> Passage given
────────────────

Artistic Director: Peter Rowe

Director: Peter Rowe

"It was good to see the Everyman Theatre full last night, with an atmosphere of anticipation and celebration... and what an appropriate production - Blues in the Night, a celebratory piece with music that leaves you tingling."

-Angela Heslop, Radio Merseyside.

A revival of award-winning writer Jim Hitchmough’s comedy which had first been staged at the Playhouse Studio before becoming a television series.

Artistic Director: Peter Rowe

Director:Noreen Kershaw

"Jim, the writer, described it to me as a love story in which the word love was never used. "

-Liverpool Daily Post, 06/03/95

A showing of the KLF film, made in August 1994 on Jura, in which Bill Drummond and Jimmy Cauty burnt a million pounds, provoked lively audience responses. Whilst Drummond and Cauty (along with their spokesman Chris Brooke and their roadie Gimpo) sat at a table in front of the film, the audience start by laughing, then heckling and slow hand clapping. Some leave; others yell. People want to know if it’s art. When the lights go up, chaos reigns.

Artistic Director: Peter Rowe

Director: Alan Goodrick

"Money to burn, Was it a crime? Was it madness? Was it Rock 'n' roll? Was it an obscenity? Was it art?"

-Liverpool Echo, 24/11/95

Written by Frankie Lyon’s son, Gary, the play told the story of Tommy Cooper’s early years entertaining the troops in Eygpt, where he starred with his forgotten sidekick Frankie. The play included comedy gags and sketches based on Frankie’s reminiscence to his son (he went on to become a sheet metal worker in Leeds) – and a magic routine using 2 doves.

Director: Peter Rowe

“They met in Egypt in 1946 through ENSA…both performing a solo act. But Tommy feels it might be beneficial if they throw their lot in together, and become a double act. The act is certainly not equal with Cooper dominating and Frankie becomes more of a straight man. And here we have the conflict, as Cooper the perfectionist rails against Frankie, not wanting to take limelight away from him. Gary Lyons’s drama gives a fascinating insight into the mind of this highly talented comic, and leaves us with the question: was he a genius or a monster or a little of both?”

────────────────

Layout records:
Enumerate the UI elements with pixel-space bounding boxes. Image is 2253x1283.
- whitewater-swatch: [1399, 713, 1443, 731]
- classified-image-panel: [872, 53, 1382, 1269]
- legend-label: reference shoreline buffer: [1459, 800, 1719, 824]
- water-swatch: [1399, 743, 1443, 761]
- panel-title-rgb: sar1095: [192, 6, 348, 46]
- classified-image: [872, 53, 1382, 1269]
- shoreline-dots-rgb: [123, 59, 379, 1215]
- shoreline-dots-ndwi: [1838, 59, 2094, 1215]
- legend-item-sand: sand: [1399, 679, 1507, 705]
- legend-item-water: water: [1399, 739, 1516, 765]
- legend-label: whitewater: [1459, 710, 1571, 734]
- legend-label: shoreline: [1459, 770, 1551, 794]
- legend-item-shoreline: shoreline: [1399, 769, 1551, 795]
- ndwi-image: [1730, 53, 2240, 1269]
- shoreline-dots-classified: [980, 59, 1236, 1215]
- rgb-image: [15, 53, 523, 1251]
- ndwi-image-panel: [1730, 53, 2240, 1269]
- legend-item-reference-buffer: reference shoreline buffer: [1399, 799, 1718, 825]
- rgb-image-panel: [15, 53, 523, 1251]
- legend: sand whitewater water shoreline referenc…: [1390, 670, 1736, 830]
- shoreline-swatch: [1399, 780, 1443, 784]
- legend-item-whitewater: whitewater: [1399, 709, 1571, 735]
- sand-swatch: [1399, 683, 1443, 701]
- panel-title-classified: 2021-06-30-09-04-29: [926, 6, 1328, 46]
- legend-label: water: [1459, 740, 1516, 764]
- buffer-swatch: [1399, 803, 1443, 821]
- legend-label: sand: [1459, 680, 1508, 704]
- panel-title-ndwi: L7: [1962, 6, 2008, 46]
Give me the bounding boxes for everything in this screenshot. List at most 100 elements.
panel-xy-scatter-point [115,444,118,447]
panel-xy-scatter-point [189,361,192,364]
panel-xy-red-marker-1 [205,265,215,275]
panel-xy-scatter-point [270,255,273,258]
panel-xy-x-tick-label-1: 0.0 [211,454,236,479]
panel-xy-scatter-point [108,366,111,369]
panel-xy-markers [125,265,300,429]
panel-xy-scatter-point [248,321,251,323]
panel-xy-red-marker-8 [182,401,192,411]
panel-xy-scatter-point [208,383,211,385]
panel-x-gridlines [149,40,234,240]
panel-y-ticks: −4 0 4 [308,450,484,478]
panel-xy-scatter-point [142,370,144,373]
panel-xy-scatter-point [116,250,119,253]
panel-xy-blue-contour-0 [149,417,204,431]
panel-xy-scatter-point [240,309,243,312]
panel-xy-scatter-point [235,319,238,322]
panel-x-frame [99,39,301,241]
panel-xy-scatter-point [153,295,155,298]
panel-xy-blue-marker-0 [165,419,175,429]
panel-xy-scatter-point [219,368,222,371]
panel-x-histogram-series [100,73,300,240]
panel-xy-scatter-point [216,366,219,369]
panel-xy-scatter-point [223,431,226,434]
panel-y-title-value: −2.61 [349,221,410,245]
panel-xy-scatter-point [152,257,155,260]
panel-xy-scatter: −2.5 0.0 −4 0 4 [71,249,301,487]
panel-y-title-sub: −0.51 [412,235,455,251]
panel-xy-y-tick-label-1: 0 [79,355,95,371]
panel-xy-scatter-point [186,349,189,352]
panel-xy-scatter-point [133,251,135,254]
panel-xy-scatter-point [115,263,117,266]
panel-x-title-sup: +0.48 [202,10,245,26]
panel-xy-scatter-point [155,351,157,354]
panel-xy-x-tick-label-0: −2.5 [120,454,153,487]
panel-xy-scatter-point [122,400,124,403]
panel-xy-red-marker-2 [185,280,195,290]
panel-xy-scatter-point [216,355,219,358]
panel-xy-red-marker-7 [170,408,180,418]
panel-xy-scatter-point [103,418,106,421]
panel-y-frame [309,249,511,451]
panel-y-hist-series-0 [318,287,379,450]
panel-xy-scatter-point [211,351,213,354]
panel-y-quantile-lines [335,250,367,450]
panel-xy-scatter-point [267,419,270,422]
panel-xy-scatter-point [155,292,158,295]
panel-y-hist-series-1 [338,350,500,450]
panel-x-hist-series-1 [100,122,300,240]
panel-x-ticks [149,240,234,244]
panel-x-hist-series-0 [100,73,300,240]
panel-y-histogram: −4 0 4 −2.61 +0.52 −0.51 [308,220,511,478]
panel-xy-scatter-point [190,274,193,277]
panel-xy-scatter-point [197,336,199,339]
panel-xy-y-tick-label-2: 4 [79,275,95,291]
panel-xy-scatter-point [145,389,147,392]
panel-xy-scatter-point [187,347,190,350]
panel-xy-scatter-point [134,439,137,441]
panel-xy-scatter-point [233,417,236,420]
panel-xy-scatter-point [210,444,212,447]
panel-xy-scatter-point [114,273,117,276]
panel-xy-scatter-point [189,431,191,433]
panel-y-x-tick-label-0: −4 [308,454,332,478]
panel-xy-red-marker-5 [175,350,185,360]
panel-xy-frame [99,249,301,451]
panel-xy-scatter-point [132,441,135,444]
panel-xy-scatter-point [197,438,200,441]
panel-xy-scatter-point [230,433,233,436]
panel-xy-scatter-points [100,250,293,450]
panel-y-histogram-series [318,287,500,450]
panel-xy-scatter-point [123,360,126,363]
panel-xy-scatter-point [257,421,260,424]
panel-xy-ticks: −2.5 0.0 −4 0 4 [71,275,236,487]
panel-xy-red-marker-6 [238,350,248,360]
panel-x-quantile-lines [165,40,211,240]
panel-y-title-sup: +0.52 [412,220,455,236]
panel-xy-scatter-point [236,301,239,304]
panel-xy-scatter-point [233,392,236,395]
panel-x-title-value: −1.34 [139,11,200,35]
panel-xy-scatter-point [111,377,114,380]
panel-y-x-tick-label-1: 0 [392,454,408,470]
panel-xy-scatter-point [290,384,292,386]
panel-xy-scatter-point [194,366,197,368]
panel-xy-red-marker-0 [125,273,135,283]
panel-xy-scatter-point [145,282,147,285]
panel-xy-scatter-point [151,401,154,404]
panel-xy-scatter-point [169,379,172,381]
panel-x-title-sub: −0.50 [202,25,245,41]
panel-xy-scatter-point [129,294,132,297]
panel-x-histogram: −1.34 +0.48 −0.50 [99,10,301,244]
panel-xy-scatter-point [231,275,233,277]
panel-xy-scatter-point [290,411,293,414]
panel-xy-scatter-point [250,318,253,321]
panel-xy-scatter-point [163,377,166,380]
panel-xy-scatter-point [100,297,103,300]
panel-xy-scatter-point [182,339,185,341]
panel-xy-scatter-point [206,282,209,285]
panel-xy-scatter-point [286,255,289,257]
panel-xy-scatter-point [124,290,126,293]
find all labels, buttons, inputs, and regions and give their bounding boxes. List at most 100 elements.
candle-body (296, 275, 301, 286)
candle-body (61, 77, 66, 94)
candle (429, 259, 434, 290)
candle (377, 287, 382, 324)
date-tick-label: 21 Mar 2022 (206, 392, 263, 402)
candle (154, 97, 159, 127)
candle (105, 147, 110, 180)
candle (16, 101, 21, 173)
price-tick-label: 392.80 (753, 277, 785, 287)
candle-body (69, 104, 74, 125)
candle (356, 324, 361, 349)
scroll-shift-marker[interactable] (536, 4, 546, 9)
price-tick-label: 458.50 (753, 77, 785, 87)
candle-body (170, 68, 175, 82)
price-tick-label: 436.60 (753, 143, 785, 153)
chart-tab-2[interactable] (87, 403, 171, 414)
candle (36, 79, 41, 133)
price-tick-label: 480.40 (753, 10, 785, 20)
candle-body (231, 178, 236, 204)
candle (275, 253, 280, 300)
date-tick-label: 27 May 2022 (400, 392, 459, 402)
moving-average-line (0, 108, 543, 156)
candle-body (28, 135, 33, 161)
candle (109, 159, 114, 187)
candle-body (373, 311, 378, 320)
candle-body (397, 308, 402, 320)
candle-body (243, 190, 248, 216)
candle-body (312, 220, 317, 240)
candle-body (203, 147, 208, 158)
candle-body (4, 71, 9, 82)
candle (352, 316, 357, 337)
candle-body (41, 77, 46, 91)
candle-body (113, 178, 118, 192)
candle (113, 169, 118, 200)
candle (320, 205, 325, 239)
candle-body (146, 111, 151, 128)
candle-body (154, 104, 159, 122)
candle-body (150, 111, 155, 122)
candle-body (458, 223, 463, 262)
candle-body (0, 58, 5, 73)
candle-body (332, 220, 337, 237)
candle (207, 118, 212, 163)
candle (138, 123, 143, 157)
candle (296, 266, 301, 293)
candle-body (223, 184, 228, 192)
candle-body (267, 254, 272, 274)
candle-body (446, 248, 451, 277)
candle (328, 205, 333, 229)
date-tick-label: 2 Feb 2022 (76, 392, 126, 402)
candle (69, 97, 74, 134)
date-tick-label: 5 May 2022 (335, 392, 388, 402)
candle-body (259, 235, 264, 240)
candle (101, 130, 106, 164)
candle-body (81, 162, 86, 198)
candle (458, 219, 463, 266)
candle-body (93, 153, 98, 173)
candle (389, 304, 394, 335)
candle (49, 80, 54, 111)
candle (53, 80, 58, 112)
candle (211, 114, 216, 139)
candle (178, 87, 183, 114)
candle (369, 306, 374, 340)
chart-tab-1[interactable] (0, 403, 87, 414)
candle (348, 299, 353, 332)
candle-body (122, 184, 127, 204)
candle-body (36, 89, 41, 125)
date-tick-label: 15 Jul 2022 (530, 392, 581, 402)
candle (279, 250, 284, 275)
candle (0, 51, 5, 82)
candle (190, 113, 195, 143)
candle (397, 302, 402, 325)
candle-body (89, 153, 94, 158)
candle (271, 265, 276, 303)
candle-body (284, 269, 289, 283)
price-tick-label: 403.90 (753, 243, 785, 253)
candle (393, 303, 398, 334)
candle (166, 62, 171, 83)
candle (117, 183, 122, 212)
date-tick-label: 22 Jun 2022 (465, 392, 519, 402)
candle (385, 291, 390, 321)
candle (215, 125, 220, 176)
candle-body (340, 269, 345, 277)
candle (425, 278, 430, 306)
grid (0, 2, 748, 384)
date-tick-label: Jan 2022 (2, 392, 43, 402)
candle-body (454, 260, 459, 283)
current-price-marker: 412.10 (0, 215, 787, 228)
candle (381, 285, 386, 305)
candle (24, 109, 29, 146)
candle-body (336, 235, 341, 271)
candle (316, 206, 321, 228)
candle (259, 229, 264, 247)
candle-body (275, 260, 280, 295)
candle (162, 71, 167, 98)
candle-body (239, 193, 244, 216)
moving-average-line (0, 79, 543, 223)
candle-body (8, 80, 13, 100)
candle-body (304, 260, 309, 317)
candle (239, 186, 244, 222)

────────────────

> What the task requires
Write out the section of the theatre notes that begins at the words "-Angela Heslop, Radio" and stops after "up, chaos reigns.", substituting "Islay" for "Jura".

> Expected answer
-Angela Heslop, Radio Merseyside.

A revival of award-winning writer Jim Hitchmough’s comedy which had first been staged at the Playhouse Studio before becoming a television series.

Artistic Director: Peter Rowe

Director:Noreen Kershaw

"Jim, the writer, described it to me as a love story in which the word love was never used. "

-Liverpool Daily Post, 06/03/95

A showing of the KLF film, made in August 1994 on Islay, in which Bill Drummond and Jimmy Cauty burnt a million pounds, provoked lively audience responses. Whilst Drummond and Cauty (along with their spokesman Chris Brooke and their roadie Gimpo) sat at a table in front of the film, the audience start by laughing, then heckling and slow hand clapping. Some leave; others yell. People want to know if it’s art. When the lights go up, chaos reigns.